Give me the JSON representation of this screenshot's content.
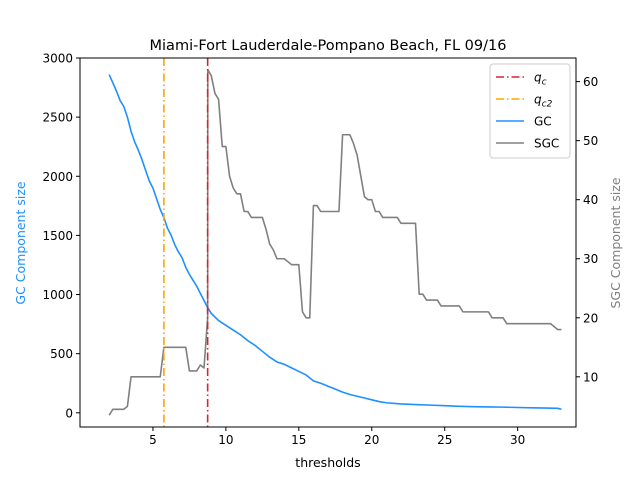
{
  "chart_data": {
    "type": "line",
    "title": "Miami-Fort Lauderdale-Pompano Beach, FL 09/16",
    "xlabel": "thresholds",
    "ylabel_left": "GC Component size",
    "ylabel_right": "SGC Component size",
    "xlim": [
      0,
      34
    ],
    "ylim_left": [
      -120,
      3000
    ],
    "ylim_right": [
      1.5,
      64
    ],
    "xticks": [
      5,
      10,
      15,
      20,
      25,
      30
    ],
    "yticks_left": [
      0,
      500,
      1000,
      1500,
      2000,
      2500,
      3000
    ],
    "yticks_right": [
      10,
      20,
      30,
      40,
      50,
      60
    ],
    "legend_position": "top-right",
    "colors": {
      "qc": "#d62728",
      "qc2": "#ffa500",
      "gc": "#1e90ff",
      "sgc": "#808080",
      "left_label": "#1e90ff",
      "right_label": "#808080"
    },
    "vlines": [
      {
        "name": "q_c",
        "label_main": "q",
        "label_sub": "c",
        "x": 8.75,
        "color": "#d62728"
      },
      {
        "name": "q_c2",
        "label_main": "q",
        "label_sub": "c2",
        "x": 5.75,
        "color": "#ffa500"
      }
    ],
    "series": [
      {
        "name": "GC",
        "axis": "left",
        "color": "#1e90ff",
        "x": [
          2,
          2.25,
          2.5,
          2.75,
          3,
          3.25,
          3.5,
          3.75,
          4,
          4.25,
          4.5,
          4.75,
          5,
          5.25,
          5.5,
          5.75,
          6,
          6.25,
          6.5,
          6.75,
          7,
          7.25,
          7.5,
          7.75,
          8,
          8.25,
          8.5,
          8.75,
          9,
          9.25,
          9.5,
          9.75,
          10,
          10.5,
          11,
          11.5,
          12,
          12.5,
          13,
          13.5,
          14,
          14.5,
          15,
          15.5,
          16,
          16.5,
          17,
          17.5,
          18,
          18.5,
          19,
          19.5,
          20,
          20.5,
          21,
          22,
          23,
          24,
          25,
          26,
          27,
          28,
          29,
          30,
          31,
          32,
          32.75,
          33
        ],
        "y": [
          2860,
          2790,
          2720,
          2640,
          2590,
          2500,
          2380,
          2290,
          2220,
          2140,
          2050,
          1960,
          1900,
          1810,
          1720,
          1650,
          1560,
          1500,
          1420,
          1360,
          1310,
          1230,
          1170,
          1120,
          1070,
          1010,
          950,
          890,
          840,
          810,
          780,
          760,
          740,
          700,
          660,
          610,
          570,
          520,
          470,
          430,
          410,
          380,
          350,
          320,
          270,
          250,
          225,
          200,
          175,
          155,
          140,
          125,
          110,
          95,
          85,
          75,
          70,
          65,
          60,
          55,
          52,
          50,
          48,
          45,
          42,
          40,
          38,
          30
        ]
      },
      {
        "name": "SGC",
        "axis": "right",
        "color": "#808080",
        "x": [
          2,
          2.25,
          3,
          3.25,
          3.5,
          5.5,
          5.75,
          7.25,
          7.5,
          8,
          8.25,
          8.5,
          8.75,
          8.76,
          9,
          9.25,
          9.5,
          9.75,
          10,
          10.25,
          10.5,
          10.75,
          11,
          11.25,
          11.5,
          11.75,
          12,
          12.5,
          12.75,
          13,
          13.25,
          13.5,
          14,
          14.25,
          14.5,
          15,
          15.25,
          15.5,
          15.75,
          16,
          16.25,
          16.5,
          17.75,
          18,
          18.5,
          18.75,
          19,
          19.25,
          19.5,
          19.75,
          20,
          20.25,
          20.5,
          20.75,
          21,
          21.75,
          22,
          23,
          23.25,
          23.5,
          23.75,
          24,
          24.5,
          24.75,
          25,
          26,
          26.25,
          28,
          28.25,
          29,
          29.25,
          32,
          32.25,
          32.5,
          32.75,
          33
        ],
        "y": [
          3.5,
          4.5,
          4.5,
          5,
          10,
          10,
          15,
          15,
          11,
          11,
          12,
          11.5,
          20,
          62,
          61,
          58,
          57,
          49,
          49,
          44,
          42,
          41,
          41,
          38,
          38,
          37,
          37,
          37,
          35,
          32.5,
          31.5,
          30,
          30,
          29.5,
          29,
          29,
          21,
          20,
          20,
          39,
          39,
          38,
          38,
          51,
          51,
          49.5,
          47.5,
          44,
          40.5,
          40,
          40,
          38,
          38,
          37,
          37,
          37,
          36,
          36,
          24,
          24,
          23,
          23,
          23,
          22,
          22,
          22,
          21,
          21,
          20,
          20,
          19,
          19,
          19,
          18.5,
          18,
          18
        ]
      }
    ],
    "legend": [
      {
        "key": "qc",
        "label_main": "q",
        "label_sub": "c",
        "style": "dashdot",
        "color": "#d62728"
      },
      {
        "key": "qc2",
        "label_main": "q",
        "label_sub": "c2",
        "style": "dashdot",
        "color": "#ffa500"
      },
      {
        "key": "gc",
        "label_main": "GC",
        "label_sub": "",
        "style": "solid",
        "color": "#1e90ff"
      },
      {
        "key": "sgc",
        "label_main": "SGC",
        "label_sub": "",
        "style": "solid",
        "color": "#808080"
      }
    ]
  }
}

+ + + + + + +

_DIRECTION_. Reproduce the entries above word for word. Pictures stay out.

_CORRECT RESULT_.
Give me the JSON representation of this screenshot's content.
{
  "chart_data": {
    "type": "line",
    "title": "Miami-Fort Lauderdale-Pompano Beach, FL 09/16",
    "xlabel": "thresholds",
    "ylabel_left": "GC Component size",
    "ylabel_right": "SGC Component size",
    "xlim": [
      0,
      34
    ],
    "ylim_left": [
      -120,
      3000
    ],
    "ylim_right": [
      1.5,
      64
    ],
    "xticks": [
      5,
      10,
      15,
      20,
      25,
      30
    ],
    "yticks_left": [
      0,
      500,
      1000,
      1500,
      2000,
      2500,
      3000
    ],
    "yticks_right": [
      10,
      20,
      30,
      40,
      50,
      60
    ],
    "legend_position": "top-right",
    "colors": {
      "qc": "#d62728",
      "qc2": "#ffa500",
      "gc": "#1e90ff",
      "sgc": "#808080",
      "left_label": "#1e90ff",
      "right_label": "#808080"
    },
    "vlines": [
      {
        "name": "q_c",
        "label_main": "q",
        "label_sub": "c",
        "x": 8.75,
        "color": "#d62728"
      },
      {
        "name": "q_c2",
        "label_main": "q",
        "label_sub": "c2",
        "x": 5.75,
        "color": "#ffa500"
      }
    ],
    "series": [
      {
        "name": "GC",
        "axis": "left",
        "color": "#1e90ff",
        "x": [
          2,
          2.25,
          2.5,
          2.75,
          3,
          3.25,
          3.5,
          3.75,
          4,
          4.25,
          4.5,
          4.75,
          5,
          5.25,
          5.5,
          5.75,
          6,
          6.25,
          6.5,
          6.75,
          7,
          7.25,
          7.5,
          7.75,
          8,
          8.25,
          8.5,
          8.75,
          9,
          9.25,
          9.5,
          9.75,
          10,
          10.5,
          11,
          11.5,
          12,
          12.5,
          13,
          13.5,
          14,
          14.5,
          15,
          15.5,
          16,
          16.5,
          17,
          17.5,
          18,
          18.5,
          19,
          19.5,
          20,
          20.5,
          21,
          22,
          23,
          24,
          25,
          26,
          27,
          28,
          29,
          30,
          31,
          32,
          32.75,
          33
        ],
        "y": [
          2860,
          2790,
          2720,
          2640,
          2590,
          2500,
          2380,
          2290,
          2220,
          2140,
          2050,
          1960,
          1900,
          1810,
          1720,
          1650,
          1560,
          1500,
          1420,
          1360,
          1310,
          1230,
          1170,
          1120,
          1070,
          1010,
          950,
          890,
          840,
          810,
          780,
          760,
          740,
          700,
          660,
          610,
          570,
          520,
          470,
          430,
          410,
          380,
          350,
          320,
          270,
          250,
          225,
          200,
          175,
          155,
          140,
          125,
          110,
          95,
          85,
          75,
          70,
          65,
          60,
          55,
          52,
          50,
          48,
          45,
          42,
          40,
          38,
          30
        ]
      },
      {
        "name": "SGC",
        "axis": "right",
        "color": "#808080",
        "x": [
          2,
          2.25,
          3,
          3.25,
          3.5,
          5.5,
          5.75,
          7.25,
          7.5,
          8,
          8.25,
          8.5,
          8.75,
          8.76,
          9,
          9.25,
          9.5,
          9.75,
          10,
          10.25,
          10.5,
          10.75,
          11,
          11.25,
          11.5,
          11.75,
          12,
          12.5,
          12.75,
          13,
          13.25,
          13.5,
          14,
          14.25,
          14.5,
          15,
          15.25,
          15.5,
          15.75,
          16,
          16.25,
          16.5,
          17.75,
          18,
          18.5,
          18.75,
          19,
          19.25,
          19.5,
          19.75,
          20,
          20.25,
          20.5,
          20.75,
          21,
          21.75,
          22,
          23,
          23.25,
          23.5,
          23.75,
          24,
          24.5,
          24.75,
          25,
          26,
          26.25,
          28,
          28.25,
          29,
          29.25,
          32,
          32.25,
          32.5,
          32.75,
          33
        ],
        "y": [
          3.5,
          4.5,
          4.5,
          5,
          10,
          10,
          15,
          15,
          11,
          11,
          12,
          11.5,
          20,
          62,
          61,
          58,
          57,
          49,
          49,
          44,
          42,
          41,
          41,
          38,
          38,
          37,
          37,
          37,
          35,
          32.5,
          31.5,
          30,
          30,
          29.5,
          29,
          29,
          21,
          20,
          20,
          39,
          39,
          38,
          38,
          51,
          51,
          49.5,
          47.5,
          44,
          40.5,
          40,
          40,
          38,
          38,
          37,
          37,
          37,
          36,
          36,
          24,
          24,
          23,
          23,
          23,
          22,
          22,
          22,
          21,
          21,
          20,
          20,
          19,
          19,
          19,
          18.5,
          18,
          18
        ]
      }
    ],
    "legend": [
      {
        "key": "qc",
        "label_main": "q",
        "label_sub": "c",
        "style": "dashdot",
        "color": "#d62728"
      },
      {
        "key": "qc2",
        "label_main": "q",
        "label_sub": "c2",
        "style": "dashdot",
        "color": "#ffa500"
      },
      {
        "key": "gc",
        "label_main": "GC",
        "label_sub": "",
        "style": "solid",
        "color": "#1e90ff"
      },
      {
        "key": "sgc",
        "label_main": "SGC",
        "label_sub": "",
        "style": "solid",
        "color": "#808080"
      }
    ]
  }
}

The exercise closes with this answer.